§ **MATERIAL FOR THIS EXERCISE**:
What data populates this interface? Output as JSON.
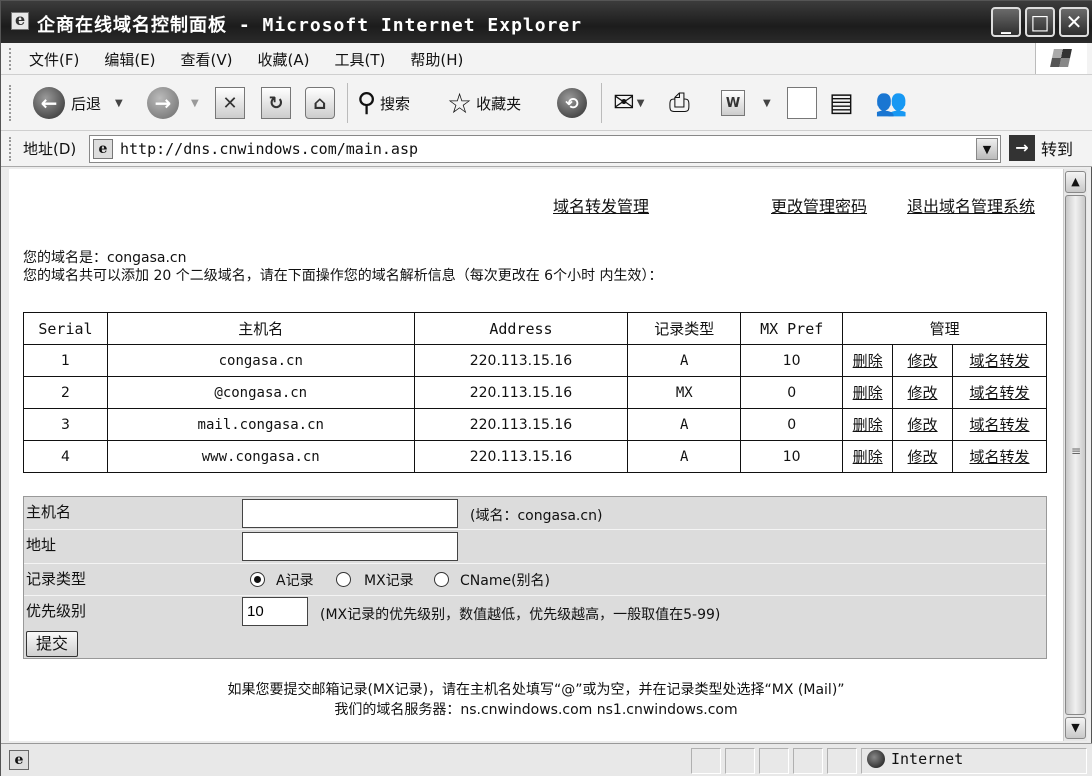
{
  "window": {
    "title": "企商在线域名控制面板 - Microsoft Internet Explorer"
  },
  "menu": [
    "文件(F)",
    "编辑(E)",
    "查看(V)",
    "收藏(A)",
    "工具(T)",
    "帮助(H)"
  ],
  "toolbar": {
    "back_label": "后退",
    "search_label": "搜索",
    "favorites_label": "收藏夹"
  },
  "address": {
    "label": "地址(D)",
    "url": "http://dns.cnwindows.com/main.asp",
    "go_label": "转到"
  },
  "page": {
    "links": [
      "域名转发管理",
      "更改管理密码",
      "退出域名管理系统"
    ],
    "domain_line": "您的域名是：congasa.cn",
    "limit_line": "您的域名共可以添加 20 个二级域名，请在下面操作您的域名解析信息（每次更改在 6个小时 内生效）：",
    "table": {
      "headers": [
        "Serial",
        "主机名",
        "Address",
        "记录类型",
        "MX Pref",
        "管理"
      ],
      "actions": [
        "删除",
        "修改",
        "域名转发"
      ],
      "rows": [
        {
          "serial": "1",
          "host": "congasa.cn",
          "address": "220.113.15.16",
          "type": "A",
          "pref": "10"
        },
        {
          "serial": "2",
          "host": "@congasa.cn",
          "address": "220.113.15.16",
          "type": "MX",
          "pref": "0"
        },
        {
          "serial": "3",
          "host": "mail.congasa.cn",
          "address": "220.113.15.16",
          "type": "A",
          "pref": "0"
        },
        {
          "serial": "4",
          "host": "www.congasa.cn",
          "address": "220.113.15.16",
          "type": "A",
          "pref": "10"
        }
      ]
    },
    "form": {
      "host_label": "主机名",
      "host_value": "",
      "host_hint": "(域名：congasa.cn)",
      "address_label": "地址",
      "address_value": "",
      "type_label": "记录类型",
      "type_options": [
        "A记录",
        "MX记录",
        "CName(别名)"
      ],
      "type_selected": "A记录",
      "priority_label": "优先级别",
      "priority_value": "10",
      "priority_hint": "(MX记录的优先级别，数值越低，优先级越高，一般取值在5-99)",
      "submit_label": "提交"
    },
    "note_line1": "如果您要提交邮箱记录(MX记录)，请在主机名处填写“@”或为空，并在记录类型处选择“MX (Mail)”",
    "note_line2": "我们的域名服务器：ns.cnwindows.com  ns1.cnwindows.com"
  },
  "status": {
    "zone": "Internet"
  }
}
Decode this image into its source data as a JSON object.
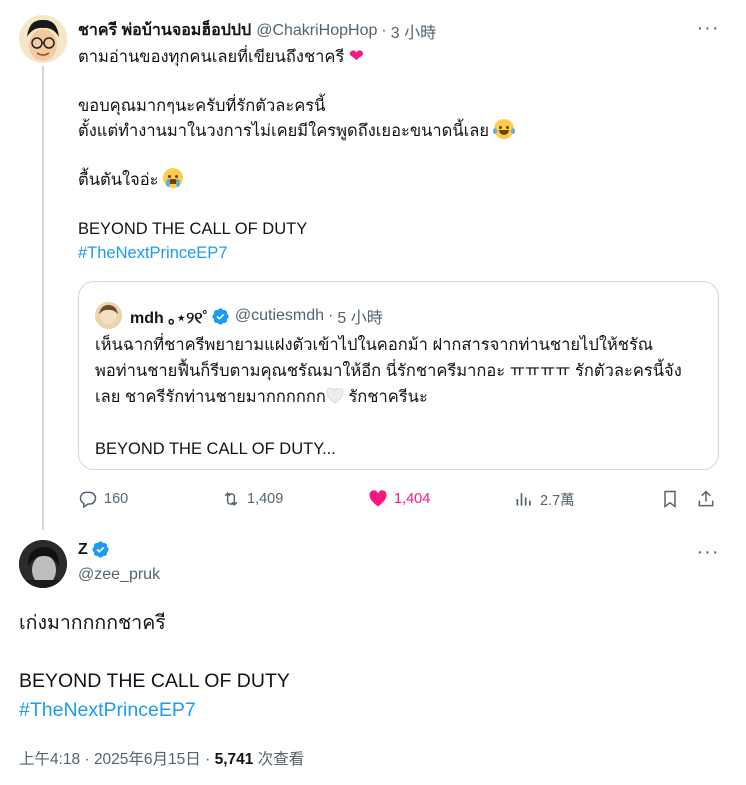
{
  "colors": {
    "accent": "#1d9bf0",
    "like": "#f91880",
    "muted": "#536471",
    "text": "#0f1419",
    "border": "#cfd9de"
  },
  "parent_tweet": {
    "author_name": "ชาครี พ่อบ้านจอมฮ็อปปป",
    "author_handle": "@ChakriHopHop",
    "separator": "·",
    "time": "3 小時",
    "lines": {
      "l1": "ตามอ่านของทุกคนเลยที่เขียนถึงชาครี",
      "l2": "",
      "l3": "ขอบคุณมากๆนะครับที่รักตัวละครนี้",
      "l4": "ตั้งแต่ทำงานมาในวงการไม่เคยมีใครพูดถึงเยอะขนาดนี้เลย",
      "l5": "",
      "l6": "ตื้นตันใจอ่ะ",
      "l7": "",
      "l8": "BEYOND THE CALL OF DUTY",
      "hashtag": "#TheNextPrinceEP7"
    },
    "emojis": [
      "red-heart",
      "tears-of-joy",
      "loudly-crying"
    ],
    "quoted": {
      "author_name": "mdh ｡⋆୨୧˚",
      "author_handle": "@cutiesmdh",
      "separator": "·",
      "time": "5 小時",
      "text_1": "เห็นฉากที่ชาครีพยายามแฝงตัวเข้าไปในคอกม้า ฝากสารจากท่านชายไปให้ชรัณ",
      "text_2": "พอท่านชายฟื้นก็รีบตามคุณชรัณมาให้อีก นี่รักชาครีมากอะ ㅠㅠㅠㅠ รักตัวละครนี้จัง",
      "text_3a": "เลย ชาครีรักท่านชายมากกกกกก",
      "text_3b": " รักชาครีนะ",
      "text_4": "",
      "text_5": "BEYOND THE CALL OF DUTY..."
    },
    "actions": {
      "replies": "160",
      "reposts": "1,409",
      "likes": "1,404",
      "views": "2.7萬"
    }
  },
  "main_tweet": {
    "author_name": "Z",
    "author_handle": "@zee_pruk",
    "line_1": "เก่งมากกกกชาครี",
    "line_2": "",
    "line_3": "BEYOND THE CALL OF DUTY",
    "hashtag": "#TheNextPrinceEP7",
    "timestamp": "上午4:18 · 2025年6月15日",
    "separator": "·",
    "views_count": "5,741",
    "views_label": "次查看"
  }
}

---

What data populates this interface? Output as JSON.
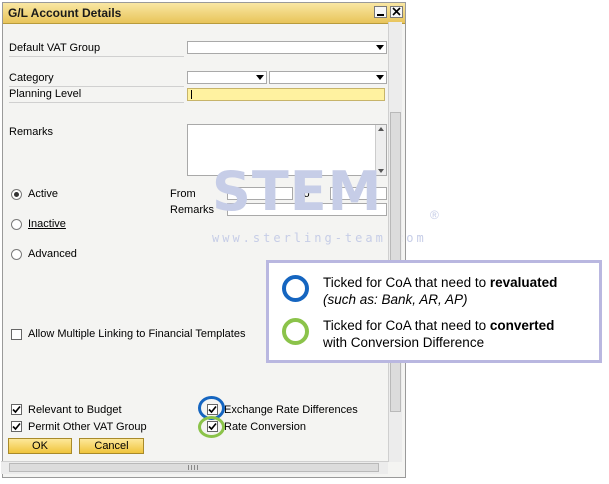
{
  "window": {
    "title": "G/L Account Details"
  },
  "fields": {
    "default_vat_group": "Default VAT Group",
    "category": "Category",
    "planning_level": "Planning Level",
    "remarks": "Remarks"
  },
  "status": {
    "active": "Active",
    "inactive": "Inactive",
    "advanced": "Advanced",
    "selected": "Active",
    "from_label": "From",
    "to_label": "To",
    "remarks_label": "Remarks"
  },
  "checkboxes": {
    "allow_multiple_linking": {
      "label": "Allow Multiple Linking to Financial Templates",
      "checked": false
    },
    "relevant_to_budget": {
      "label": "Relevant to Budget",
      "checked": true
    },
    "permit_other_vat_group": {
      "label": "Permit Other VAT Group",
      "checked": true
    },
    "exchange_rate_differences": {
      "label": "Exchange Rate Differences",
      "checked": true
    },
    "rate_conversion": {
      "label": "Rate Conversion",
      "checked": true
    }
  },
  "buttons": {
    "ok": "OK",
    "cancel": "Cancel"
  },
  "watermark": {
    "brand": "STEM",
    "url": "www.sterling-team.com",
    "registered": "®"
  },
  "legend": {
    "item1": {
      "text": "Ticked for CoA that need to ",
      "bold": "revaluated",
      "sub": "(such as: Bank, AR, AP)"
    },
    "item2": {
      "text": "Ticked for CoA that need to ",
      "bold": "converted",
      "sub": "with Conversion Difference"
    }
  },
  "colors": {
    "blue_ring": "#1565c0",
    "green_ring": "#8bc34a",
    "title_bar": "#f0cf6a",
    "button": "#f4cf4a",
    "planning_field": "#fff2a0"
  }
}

---

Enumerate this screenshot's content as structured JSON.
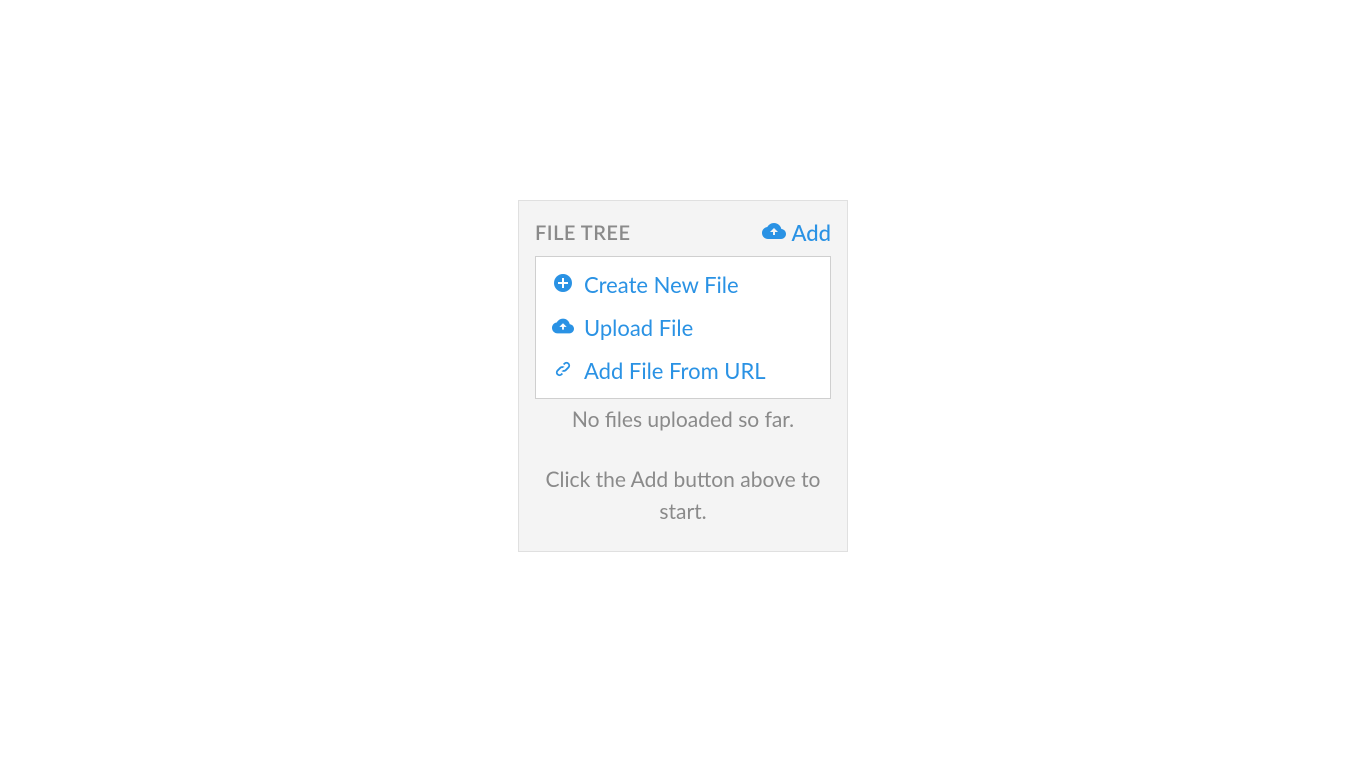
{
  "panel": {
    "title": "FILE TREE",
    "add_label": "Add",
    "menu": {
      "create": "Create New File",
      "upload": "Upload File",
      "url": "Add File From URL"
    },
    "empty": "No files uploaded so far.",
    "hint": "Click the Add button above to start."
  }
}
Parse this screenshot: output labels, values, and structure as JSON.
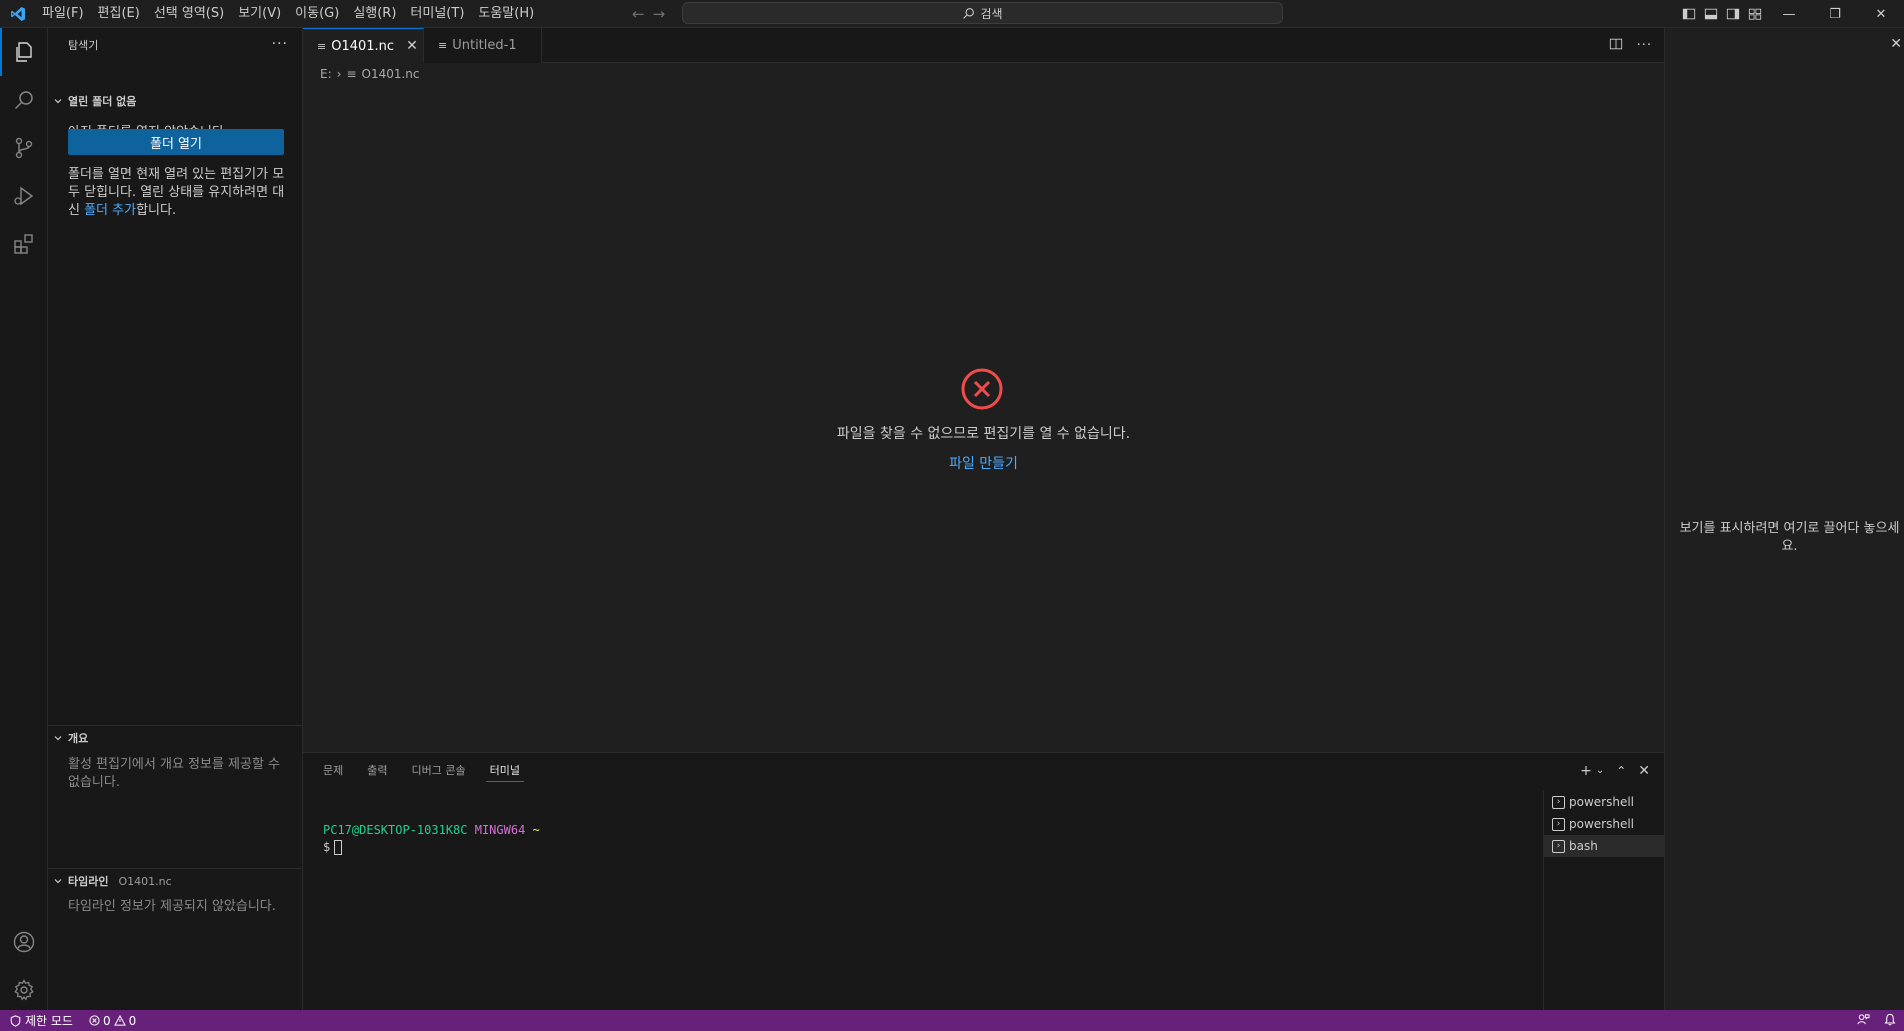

§ **EXERCISE REQUIREMENTS**:
Among the entries above, take the lines from the one with "Enumerate this screenshot's" through the one with "Parse this screenshot: output" and retype them exactly, leaving out the pictures.

§ **WRITTEN SOLUTION**:
Enumerate this screenshot's content as structured JSON.
{
  "panel": {
    "title": "FILE TREE",
    "add_label": "Add",
    "menu": {
      "create": "Create New File",
      "upload": "Upload File",
      "url": "Add File From URL"
    },
    "empty": "No files uploaded so far.",
    "hint": "Click the Add button above to start."
  }
}
Parse this screenshot: output labels, values, and structure as JSON.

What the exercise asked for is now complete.